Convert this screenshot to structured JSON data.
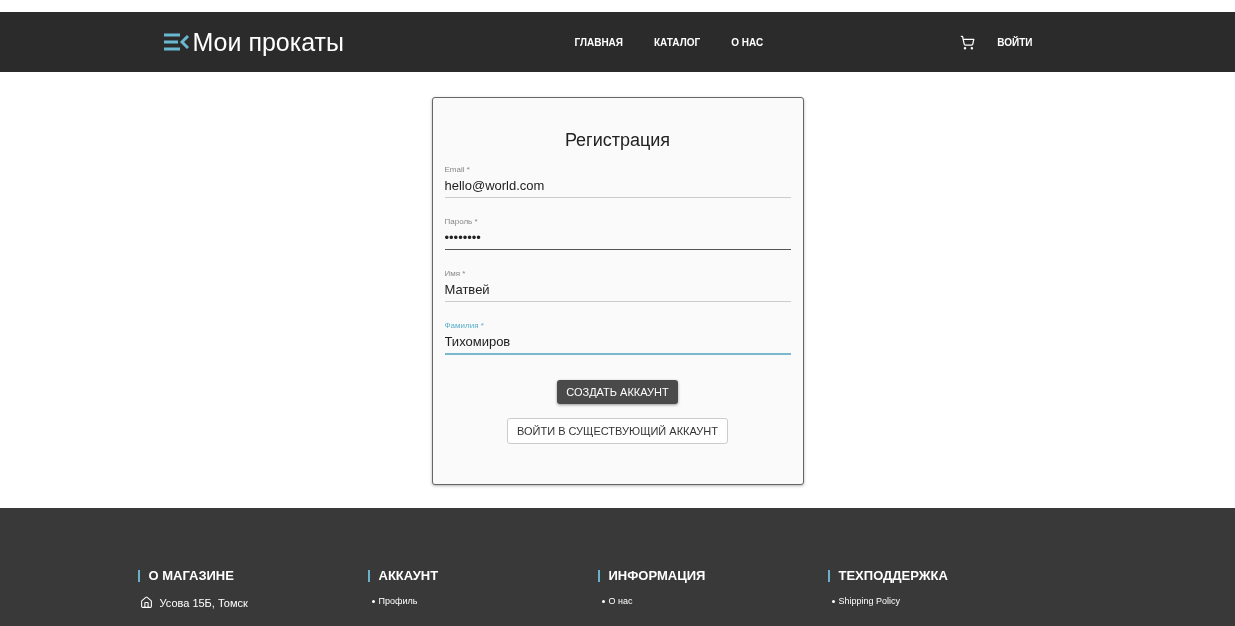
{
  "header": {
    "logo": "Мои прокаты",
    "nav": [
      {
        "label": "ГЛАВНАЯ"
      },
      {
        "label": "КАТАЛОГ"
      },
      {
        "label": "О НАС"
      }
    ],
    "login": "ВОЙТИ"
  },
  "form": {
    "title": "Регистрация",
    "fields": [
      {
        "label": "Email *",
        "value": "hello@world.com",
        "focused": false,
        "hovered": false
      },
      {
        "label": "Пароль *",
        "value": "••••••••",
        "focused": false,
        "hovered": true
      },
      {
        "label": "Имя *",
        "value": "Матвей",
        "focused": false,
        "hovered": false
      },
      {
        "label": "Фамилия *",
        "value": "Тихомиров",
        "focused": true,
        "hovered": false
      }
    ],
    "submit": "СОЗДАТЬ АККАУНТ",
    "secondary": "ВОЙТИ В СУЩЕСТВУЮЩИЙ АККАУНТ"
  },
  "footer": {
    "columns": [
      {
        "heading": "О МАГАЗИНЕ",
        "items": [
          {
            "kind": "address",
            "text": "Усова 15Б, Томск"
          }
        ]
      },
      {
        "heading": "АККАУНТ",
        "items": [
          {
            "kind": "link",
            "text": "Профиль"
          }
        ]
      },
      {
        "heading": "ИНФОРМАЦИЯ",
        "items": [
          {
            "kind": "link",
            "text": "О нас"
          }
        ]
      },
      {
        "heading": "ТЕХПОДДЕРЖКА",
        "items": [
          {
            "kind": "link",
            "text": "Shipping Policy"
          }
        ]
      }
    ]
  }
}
━━━━━━━━
# EXERCISE PROMPT
Write out the records above once more, word for word, with no pictures.

# CORRECT RESPONSE
Convert this screenshot to structured JSON data.
{
  "header": {
    "logo": "Мои прокаты",
    "nav": [
      {
        "label": "ГЛАВНАЯ"
      },
      {
        "label": "КАТАЛОГ"
      },
      {
        "label": "О НАС"
      }
    ],
    "login": "ВОЙТИ"
  },
  "form": {
    "title": "Регистрация",
    "fields": [
      {
        "label": "Email *",
        "value": "hello@world.com",
        "focused": false,
        "hovered": false
      },
      {
        "label": "Пароль *",
        "value": "••••••••",
        "focused": false,
        "hovered": true
      },
      {
        "label": "Имя *",
        "value": "Матвей",
        "focused": false,
        "hovered": false
      },
      {
        "label": "Фамилия *",
        "value": "Тихомиров",
        "focused": true,
        "hovered": false
      }
    ],
    "submit": "СОЗДАТЬ АККАУНТ",
    "secondary": "ВОЙТИ В СУЩЕСТВУЮЩИЙ АККАУНТ"
  },
  "footer": {
    "columns": [
      {
        "heading": "О МАГАЗИНЕ",
        "items": [
          {
            "kind": "address",
            "text": "Усова 15Б, Томск"
          }
        ]
      },
      {
        "heading": "АККАУНТ",
        "items": [
          {
            "kind": "link",
            "text": "Профиль"
          }
        ]
      },
      {
        "heading": "ИНФОРМАЦИЯ",
        "items": [
          {
            "kind": "link",
            "text": "О нас"
          }
        ]
      },
      {
        "heading": "ТЕХПОДДЕРЖКА",
        "items": [
          {
            "kind": "link",
            "text": "Shipping Policy"
          }
        ]
      }
    ]
  }
}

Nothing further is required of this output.